**Problem statement**
Every line of the data that contains the string "content" must be copied.

**Given information**
────────────────────

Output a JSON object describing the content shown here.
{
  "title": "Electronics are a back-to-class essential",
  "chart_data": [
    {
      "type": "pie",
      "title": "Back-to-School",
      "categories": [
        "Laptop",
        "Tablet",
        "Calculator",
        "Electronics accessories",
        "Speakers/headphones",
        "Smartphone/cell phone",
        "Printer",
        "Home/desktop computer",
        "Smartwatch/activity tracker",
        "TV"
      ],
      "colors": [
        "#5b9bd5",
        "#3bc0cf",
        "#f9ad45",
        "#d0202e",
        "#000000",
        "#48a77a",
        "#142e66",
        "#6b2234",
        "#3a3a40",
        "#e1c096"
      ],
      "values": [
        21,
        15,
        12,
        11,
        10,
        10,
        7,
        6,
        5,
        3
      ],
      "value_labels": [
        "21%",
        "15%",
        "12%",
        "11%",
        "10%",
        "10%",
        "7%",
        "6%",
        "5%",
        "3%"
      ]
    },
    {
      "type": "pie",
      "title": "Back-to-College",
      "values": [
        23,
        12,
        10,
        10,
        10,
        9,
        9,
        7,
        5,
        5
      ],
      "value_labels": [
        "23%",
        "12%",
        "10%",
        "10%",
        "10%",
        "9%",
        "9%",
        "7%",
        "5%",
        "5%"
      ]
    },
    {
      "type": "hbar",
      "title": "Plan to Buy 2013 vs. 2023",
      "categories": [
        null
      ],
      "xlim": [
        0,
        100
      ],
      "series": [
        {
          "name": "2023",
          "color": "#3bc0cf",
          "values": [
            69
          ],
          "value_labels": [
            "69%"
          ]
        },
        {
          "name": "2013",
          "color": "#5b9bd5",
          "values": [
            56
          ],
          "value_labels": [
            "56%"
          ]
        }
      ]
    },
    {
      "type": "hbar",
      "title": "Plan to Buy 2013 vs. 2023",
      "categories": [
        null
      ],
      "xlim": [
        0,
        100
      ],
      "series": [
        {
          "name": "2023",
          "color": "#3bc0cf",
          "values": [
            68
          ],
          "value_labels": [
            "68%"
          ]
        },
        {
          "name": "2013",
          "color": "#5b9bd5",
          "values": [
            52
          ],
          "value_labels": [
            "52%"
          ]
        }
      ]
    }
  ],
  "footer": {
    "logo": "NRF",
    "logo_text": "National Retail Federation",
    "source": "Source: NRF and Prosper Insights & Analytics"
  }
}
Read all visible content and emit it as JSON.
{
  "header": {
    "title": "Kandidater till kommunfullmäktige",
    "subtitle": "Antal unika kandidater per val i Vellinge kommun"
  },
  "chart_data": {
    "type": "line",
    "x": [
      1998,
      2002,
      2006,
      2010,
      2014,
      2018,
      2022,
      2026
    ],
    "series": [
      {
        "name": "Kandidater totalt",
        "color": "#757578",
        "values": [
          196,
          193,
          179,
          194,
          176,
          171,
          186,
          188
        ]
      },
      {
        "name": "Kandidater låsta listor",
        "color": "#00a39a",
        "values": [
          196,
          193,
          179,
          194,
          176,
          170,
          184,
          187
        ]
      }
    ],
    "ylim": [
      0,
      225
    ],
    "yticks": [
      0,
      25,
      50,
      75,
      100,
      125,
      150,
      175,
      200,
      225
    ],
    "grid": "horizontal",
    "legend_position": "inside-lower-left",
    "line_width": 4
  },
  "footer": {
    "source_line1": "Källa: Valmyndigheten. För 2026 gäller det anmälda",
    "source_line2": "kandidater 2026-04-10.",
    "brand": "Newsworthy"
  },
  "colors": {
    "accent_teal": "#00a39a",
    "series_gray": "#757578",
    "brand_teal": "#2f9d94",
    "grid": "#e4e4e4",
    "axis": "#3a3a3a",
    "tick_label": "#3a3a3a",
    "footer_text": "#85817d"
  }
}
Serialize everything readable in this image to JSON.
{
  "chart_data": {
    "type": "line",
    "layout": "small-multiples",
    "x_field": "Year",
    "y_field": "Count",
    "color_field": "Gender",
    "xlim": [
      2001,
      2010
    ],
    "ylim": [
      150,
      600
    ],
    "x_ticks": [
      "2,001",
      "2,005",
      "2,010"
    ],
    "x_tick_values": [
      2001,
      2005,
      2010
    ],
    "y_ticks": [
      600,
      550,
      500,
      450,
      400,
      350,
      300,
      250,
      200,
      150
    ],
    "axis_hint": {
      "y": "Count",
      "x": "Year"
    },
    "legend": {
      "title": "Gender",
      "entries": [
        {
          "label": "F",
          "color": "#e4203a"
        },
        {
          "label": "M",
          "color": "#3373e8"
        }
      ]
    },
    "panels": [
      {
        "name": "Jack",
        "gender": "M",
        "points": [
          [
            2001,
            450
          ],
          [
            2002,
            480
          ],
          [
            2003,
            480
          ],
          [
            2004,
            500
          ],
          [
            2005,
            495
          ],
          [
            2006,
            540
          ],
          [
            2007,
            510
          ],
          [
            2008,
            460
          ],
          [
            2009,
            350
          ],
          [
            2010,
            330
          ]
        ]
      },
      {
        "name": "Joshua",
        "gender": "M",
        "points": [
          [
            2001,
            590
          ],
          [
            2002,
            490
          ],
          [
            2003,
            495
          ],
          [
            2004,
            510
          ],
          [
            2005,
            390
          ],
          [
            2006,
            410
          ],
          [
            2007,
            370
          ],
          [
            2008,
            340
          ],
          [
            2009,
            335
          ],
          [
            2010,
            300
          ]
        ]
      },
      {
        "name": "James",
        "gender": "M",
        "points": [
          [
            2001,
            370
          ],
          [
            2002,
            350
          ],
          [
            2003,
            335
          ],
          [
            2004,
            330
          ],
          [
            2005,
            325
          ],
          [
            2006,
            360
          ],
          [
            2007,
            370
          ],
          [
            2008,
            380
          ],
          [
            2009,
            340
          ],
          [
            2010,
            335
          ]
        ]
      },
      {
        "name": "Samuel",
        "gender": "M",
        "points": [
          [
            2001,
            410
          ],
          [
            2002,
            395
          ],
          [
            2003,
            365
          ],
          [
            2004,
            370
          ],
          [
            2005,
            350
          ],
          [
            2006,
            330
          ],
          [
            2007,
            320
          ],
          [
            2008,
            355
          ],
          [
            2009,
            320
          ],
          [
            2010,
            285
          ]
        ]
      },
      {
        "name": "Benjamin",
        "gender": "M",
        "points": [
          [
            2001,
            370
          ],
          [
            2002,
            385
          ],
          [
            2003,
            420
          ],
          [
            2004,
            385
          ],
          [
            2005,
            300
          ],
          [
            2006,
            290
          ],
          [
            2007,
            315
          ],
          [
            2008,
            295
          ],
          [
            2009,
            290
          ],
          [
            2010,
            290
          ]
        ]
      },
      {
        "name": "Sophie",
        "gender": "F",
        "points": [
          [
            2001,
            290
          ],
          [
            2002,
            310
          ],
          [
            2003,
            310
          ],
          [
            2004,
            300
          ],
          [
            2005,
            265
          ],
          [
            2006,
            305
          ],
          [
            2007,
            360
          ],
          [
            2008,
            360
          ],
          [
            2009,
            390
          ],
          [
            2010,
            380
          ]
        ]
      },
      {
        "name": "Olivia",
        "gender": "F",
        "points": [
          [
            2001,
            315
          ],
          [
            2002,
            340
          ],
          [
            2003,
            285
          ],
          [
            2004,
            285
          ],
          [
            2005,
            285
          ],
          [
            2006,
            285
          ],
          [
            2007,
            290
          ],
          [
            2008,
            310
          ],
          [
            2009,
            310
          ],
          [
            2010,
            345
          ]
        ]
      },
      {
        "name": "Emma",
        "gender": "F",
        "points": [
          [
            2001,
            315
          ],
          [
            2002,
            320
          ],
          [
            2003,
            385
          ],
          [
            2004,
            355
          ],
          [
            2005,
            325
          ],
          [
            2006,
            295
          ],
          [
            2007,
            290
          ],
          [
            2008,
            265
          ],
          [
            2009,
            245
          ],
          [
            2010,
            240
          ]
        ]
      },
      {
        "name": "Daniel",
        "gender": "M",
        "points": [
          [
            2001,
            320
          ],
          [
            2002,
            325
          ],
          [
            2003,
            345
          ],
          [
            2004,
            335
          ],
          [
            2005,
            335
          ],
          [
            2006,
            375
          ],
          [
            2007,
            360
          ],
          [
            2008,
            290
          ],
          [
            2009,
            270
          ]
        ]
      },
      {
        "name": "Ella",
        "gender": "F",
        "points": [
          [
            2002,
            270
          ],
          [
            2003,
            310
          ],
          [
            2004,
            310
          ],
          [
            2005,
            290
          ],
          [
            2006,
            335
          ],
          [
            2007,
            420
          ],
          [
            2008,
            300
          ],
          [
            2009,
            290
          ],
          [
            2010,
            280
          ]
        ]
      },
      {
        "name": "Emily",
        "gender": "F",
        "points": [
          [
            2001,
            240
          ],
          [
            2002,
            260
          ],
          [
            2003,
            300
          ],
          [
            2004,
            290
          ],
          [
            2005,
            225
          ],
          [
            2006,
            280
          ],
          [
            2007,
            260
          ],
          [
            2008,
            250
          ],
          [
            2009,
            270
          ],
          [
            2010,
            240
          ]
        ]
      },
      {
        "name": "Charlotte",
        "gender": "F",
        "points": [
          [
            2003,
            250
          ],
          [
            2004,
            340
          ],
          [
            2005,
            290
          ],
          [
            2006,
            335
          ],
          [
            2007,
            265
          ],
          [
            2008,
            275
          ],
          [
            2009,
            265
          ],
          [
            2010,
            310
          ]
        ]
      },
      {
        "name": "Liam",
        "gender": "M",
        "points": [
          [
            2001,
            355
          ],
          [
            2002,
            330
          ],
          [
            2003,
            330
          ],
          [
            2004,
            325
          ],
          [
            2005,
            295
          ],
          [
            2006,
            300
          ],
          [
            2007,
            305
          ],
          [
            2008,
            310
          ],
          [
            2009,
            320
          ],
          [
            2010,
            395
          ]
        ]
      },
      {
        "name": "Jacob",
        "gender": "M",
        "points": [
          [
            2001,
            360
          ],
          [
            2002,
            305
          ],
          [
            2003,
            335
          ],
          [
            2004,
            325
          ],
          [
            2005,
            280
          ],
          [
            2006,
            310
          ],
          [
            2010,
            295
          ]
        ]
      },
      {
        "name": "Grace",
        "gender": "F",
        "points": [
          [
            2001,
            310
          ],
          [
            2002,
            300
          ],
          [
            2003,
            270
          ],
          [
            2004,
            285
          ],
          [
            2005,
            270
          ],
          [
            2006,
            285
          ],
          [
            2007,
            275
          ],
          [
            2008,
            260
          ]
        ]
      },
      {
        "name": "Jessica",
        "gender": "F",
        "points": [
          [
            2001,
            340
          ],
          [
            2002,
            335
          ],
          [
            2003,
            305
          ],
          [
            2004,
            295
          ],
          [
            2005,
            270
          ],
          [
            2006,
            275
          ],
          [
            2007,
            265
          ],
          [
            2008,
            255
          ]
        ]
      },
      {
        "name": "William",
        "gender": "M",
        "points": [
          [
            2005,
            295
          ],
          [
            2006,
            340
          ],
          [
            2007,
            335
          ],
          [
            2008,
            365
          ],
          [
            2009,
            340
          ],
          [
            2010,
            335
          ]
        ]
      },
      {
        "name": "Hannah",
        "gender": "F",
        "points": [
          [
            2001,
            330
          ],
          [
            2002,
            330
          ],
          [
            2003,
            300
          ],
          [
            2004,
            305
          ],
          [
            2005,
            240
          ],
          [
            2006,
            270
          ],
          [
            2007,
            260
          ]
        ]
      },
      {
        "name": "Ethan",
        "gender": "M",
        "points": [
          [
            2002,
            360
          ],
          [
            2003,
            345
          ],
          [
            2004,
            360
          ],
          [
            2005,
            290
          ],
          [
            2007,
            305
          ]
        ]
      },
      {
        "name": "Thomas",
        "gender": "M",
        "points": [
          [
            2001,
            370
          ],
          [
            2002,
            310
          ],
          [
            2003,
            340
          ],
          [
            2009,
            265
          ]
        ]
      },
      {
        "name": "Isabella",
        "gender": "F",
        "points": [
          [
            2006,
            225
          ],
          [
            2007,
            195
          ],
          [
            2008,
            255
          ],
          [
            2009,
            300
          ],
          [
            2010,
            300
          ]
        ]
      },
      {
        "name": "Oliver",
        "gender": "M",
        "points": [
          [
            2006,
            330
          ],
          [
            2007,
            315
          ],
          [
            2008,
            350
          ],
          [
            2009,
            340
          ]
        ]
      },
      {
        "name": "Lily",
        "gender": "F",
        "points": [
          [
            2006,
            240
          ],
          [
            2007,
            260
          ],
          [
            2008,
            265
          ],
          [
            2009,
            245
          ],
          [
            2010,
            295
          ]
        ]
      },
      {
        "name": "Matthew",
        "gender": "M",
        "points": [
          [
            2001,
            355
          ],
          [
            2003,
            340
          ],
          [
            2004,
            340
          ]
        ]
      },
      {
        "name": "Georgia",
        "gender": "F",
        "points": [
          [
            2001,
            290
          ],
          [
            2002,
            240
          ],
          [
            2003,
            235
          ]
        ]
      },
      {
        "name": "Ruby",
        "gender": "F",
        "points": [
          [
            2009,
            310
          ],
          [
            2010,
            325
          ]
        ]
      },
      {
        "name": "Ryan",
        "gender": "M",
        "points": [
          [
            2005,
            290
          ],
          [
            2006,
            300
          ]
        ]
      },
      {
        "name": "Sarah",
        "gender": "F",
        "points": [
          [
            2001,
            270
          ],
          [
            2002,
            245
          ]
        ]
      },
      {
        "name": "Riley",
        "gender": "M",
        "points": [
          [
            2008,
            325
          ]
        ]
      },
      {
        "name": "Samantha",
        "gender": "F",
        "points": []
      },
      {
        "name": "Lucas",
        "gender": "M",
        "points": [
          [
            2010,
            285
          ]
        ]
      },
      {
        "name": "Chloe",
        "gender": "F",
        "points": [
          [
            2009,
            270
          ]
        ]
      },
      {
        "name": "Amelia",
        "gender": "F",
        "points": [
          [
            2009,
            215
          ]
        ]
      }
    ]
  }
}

────────────────────

**Result of the exercise**
Output a JSON object describing the content shown here.
Read all visible content and emit it as JSON.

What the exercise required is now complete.